• Documento
::::::::::
Desde que presentó la solicitud estaba muy inquieto, pues, aunque le dijeron que era demasiado joven, sentía que «aquello se le iba a dar»; incluso prendió velas en un rincón y cuando aquello se incendió, en el barrio le dijeron que ese fuego era una buena señal.
En cambio, su mamá permanecía tranquila, segura de que no lo aceptarían por su corta edad y aquella mañana cuando él cogió la valija y se le paró enfrente preguntando: ¿me vas a dar dinero?, puso un peso en su mano, pensando que sería solo una escaramuza y que en un rato estarían de vuelta en la casa.
No imaginó que ese día el pequeño se separaría de ella por primera vez y comenzarían para él interesantes aprendizajes de la Cuba de 1960 y de su naciente Revolución.
Rogelio aún no sabe a ciencia cierta cómo, con nueve años, le permitieron subir a aquel tren con destino a Varadero para prepararse como alfabetizador.
Sin embargo, allí estaba, con el maletín de comadrona de su madre y el corazón desbocado, emprendiendo un viaje que decidiría su destino y lo ataría de por vida a una de las más nobles profesiones. Cuando volvió traía su Cartilla en las manos y la férrea voluntad de cumplir la misión que le asignaran.
Las Arenas fue el primer lugar donde lo enviaron, en un camión que salió del Ayuntamiento y que lo dejó en medio de un terraplén, a la entrada del camino por el cual debía llegar hasta la finca donde sería recibido. Un campesino que iba para la zona lo montó en su caballo «sin saber, confiesa Rogelio, que llevaba un cuchillo en el bolsillo del pantalón», pues ya por ese entonces se sabía de bandidos dispuestos a agredir a los alfabetizadores con tal de dañar a la Revolución. Tenía que estar preparado.
::::::::::
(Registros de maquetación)
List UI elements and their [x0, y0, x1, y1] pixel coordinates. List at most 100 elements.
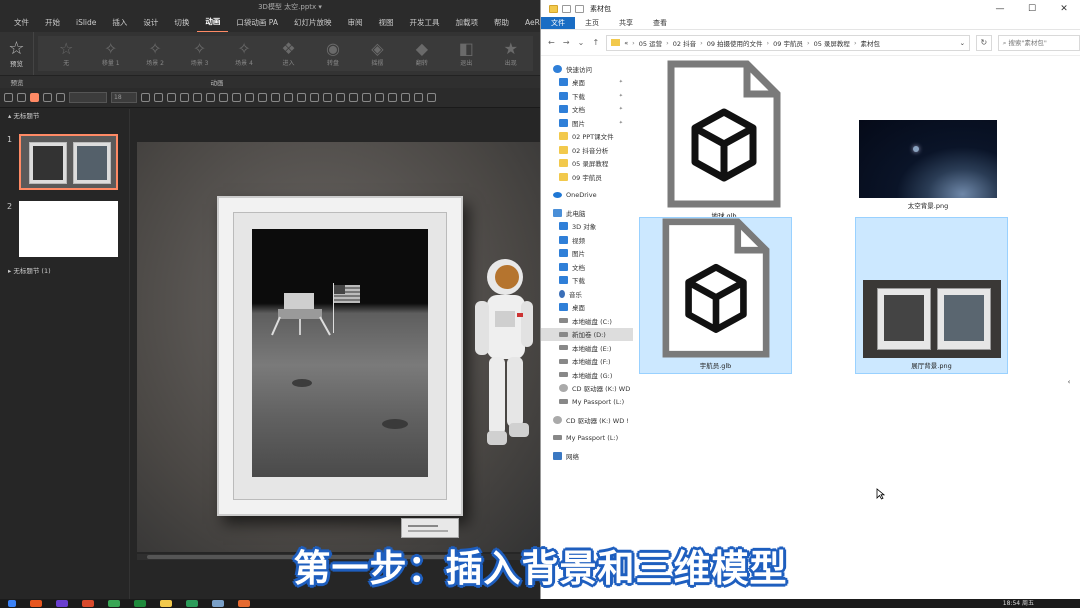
app-icon[interactable] [30, 600, 42, 607]
preview-button[interactable]: ☆ 预览 [0, 32, 34, 75]
fill-icon[interactable] [154, 93, 163, 102]
nav-item[interactable]: 09 宇航员 [541, 170, 633, 184]
pin-icon[interactable]: ✦ [619, 106, 623, 112]
section-header-2[interactable]: ▸ 无标题节 (1) [0, 264, 51, 278]
pin-icon[interactable]: ✦ [619, 93, 623, 99]
nav-item[interactable]: 桌面 ✦ [541, 76, 633, 90]
animation-option[interactable]: ◧ 退出 [444, 40, 488, 68]
rotate-icon[interactable] [401, 93, 410, 102]
breadcrumb-item[interactable]: 05 录屏教程 [814, 38, 850, 48]
redo-icon[interactable] [17, 93, 26, 102]
breadcrumb-separator-icon[interactable]: › [700, 39, 703, 47]
nav-item[interactable]: 图片 ✦ [541, 116, 633, 130]
menu-tab[interactable]: 文件 [6, 14, 37, 32]
nav-item[interactable]: 02 PPT课文件 [541, 130, 633, 144]
animation-option[interactable]: ✧ 场景 2 [133, 40, 177, 68]
menu-tab[interactable]: iSlide [68, 14, 104, 32]
file-tile-earth-glb[interactable]: 地球.glb [653, 60, 795, 220]
breadcrumb-separator-icon[interactable]: › [632, 39, 635, 47]
animation-option[interactable]: ◈ 摇摆 [355, 40, 399, 68]
chevron-left-icon[interactable]: ‹ [1065, 374, 1073, 390]
file-explorer-taskbar-icon[interactable] [160, 600, 172, 607]
distribute-h-icon[interactable] [258, 93, 267, 102]
align-bottom-icon[interactable] [245, 93, 254, 102]
forward-arrow-icon[interactable]: → [562, 38, 571, 47]
slide-thumbnail-2[interactable] [19, 201, 118, 257]
nav-item[interactable]: OneDrive [541, 188, 633, 202]
animation-option[interactable]: ◉ 转盘 [311, 40, 355, 68]
nav-item[interactable]: 3D 对象 [541, 220, 633, 234]
app-icon[interactable] [56, 600, 68, 607]
nav-item[interactable]: 02 抖音分析 [541, 143, 633, 157]
app-icon[interactable] [212, 600, 224, 607]
nav-item[interactable]: CD 驱动器 (K:) WD ! [541, 413, 633, 427]
breadcrumb-item[interactable]: 素材包 [861, 38, 881, 48]
app-icon[interactable] [82, 600, 94, 607]
nav-item[interactable]: My Passport (L:) [541, 395, 633, 409]
app-icon[interactable] [108, 600, 120, 607]
nav-item[interactable]: 本地磁盘 (F:) [541, 355, 633, 369]
search-input[interactable]: ⌕ 搜索"素材包" [997, 34, 1080, 51]
menu-tab[interactable]: 开始 [37, 14, 68, 32]
app-icon[interactable] [238, 600, 250, 607]
nav-item[interactable]: 下载 ✦ [541, 89, 633, 103]
eyedropper-icon[interactable] [375, 93, 384, 102]
breadcrumb-separator-icon[interactable]: › [767, 39, 770, 47]
merge-fragment-icon[interactable] [336, 93, 345, 102]
align-right-icon[interactable] [206, 93, 215, 102]
breadcrumb-separator-icon[interactable]: › [666, 39, 669, 47]
menu-tab[interactable]: 动画 [197, 14, 229, 32]
animation-option[interactable]: ❖ 进入 [266, 40, 310, 68]
ungroup-icon[interactable] [297, 93, 306, 102]
nav-item[interactable]: 视频 [541, 233, 633, 247]
explorer-ribbon-tab[interactable]: 共享 [609, 17, 643, 29]
brush-icon[interactable] [414, 93, 423, 102]
menu-tab[interactable]: AeRender [517, 14, 540, 32]
align-left-icon[interactable] [180, 93, 189, 102]
menu-tab[interactable]: 开发工具 [401, 14, 447, 32]
nav-item[interactable]: 音乐 [541, 287, 633, 301]
layout-icon[interactable] [30, 93, 39, 102]
address-dropdown-icon[interactable]: ⌄ [960, 39, 969, 47]
pin-icon[interactable]: ✦ [619, 120, 623, 126]
menu-tab[interactable]: 帮助 [486, 14, 517, 32]
font-name-field[interactable] [69, 92, 107, 103]
menu-tab[interactable]: 视图 [370, 14, 401, 32]
merge-intersect-icon[interactable] [349, 93, 358, 102]
astronaut-3d-model[interactable] [473, 255, 540, 465]
align-top-icon[interactable] [219, 93, 228, 102]
group-icon[interactable] [284, 93, 293, 102]
nav-item[interactable]: 下载 [541, 274, 633, 288]
breadcrumb-item[interactable]: 09 拍摄使用的文件 [707, 38, 763, 48]
nav-item[interactable]: 05 录屏教程 [541, 157, 633, 171]
more-icon[interactable] [427, 93, 436, 102]
nav-item[interactable]: CD 驱动器 (K:) WD [541, 382, 633, 396]
distribute-v-icon[interactable] [271, 93, 280, 102]
animation-option[interactable]: ☆ 无 [44, 40, 88, 68]
format-painter-icon[interactable] [56, 93, 65, 102]
explorer-ribbon-tab[interactable]: 主页 [575, 17, 609, 29]
explorer-ribbon-tab[interactable]: 文件 [541, 17, 575, 29]
properties-icon[interactable] [562, 4, 571, 13]
animation-option[interactable]: ✧ 场景 4 [222, 40, 266, 68]
file-tile-astronaut-glb[interactable]: 宇航员.glb [639, 217, 792, 374]
outline-icon[interactable] [388, 93, 397, 102]
menu-tab[interactable]: 幻灯片放映 [286, 14, 340, 32]
menu-tab[interactable]: 设计 [135, 14, 166, 32]
breadcrumb-item[interactable]: 02 抖音 [673, 38, 696, 48]
pen-icon[interactable] [141, 93, 150, 102]
picture-frame[interactable] [217, 196, 463, 516]
nav-item[interactable]: 文档 ✦ [541, 103, 633, 117]
animation-option[interactable]: ✧ 移量 1 [88, 40, 132, 68]
nav-item[interactable]: 快速访问 [541, 62, 633, 76]
breadcrumb-separator-icon[interactable]: › [807, 39, 810, 47]
nav-item[interactable]: My Passport (L:) [541, 431, 633, 445]
nav-item[interactable]: 本地磁盘 (G:) [541, 368, 633, 382]
animation-option[interactable]: ◆ 翻转 [400, 40, 444, 68]
nav-item[interactable]: 图片 [541, 247, 633, 261]
refresh-icon[interactable]: ↻ [976, 34, 992, 51]
breadcrumb-separator-icon[interactable]: › [854, 39, 857, 47]
merge-union-icon[interactable] [310, 93, 319, 102]
nav-item[interactable]: 桌面 [541, 301, 633, 315]
nav-item[interactable]: 此电脑 [541, 206, 633, 220]
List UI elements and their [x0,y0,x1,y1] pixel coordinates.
::::::::::
• Tu tarea
Responde en el relato sobre Rogelio:
1. ¿Qué puso la madre en la mano de su hijo aquella mañana?
2. ¿Cuántos años tenía Rogelio cuando subió al tren con destino a Varadero?
3. ¿Cuál fue el primer lugar al que lo enviaron?

• Tarea resuelta
1. Un peso.
2. Nueve años.
3. Las Arenas.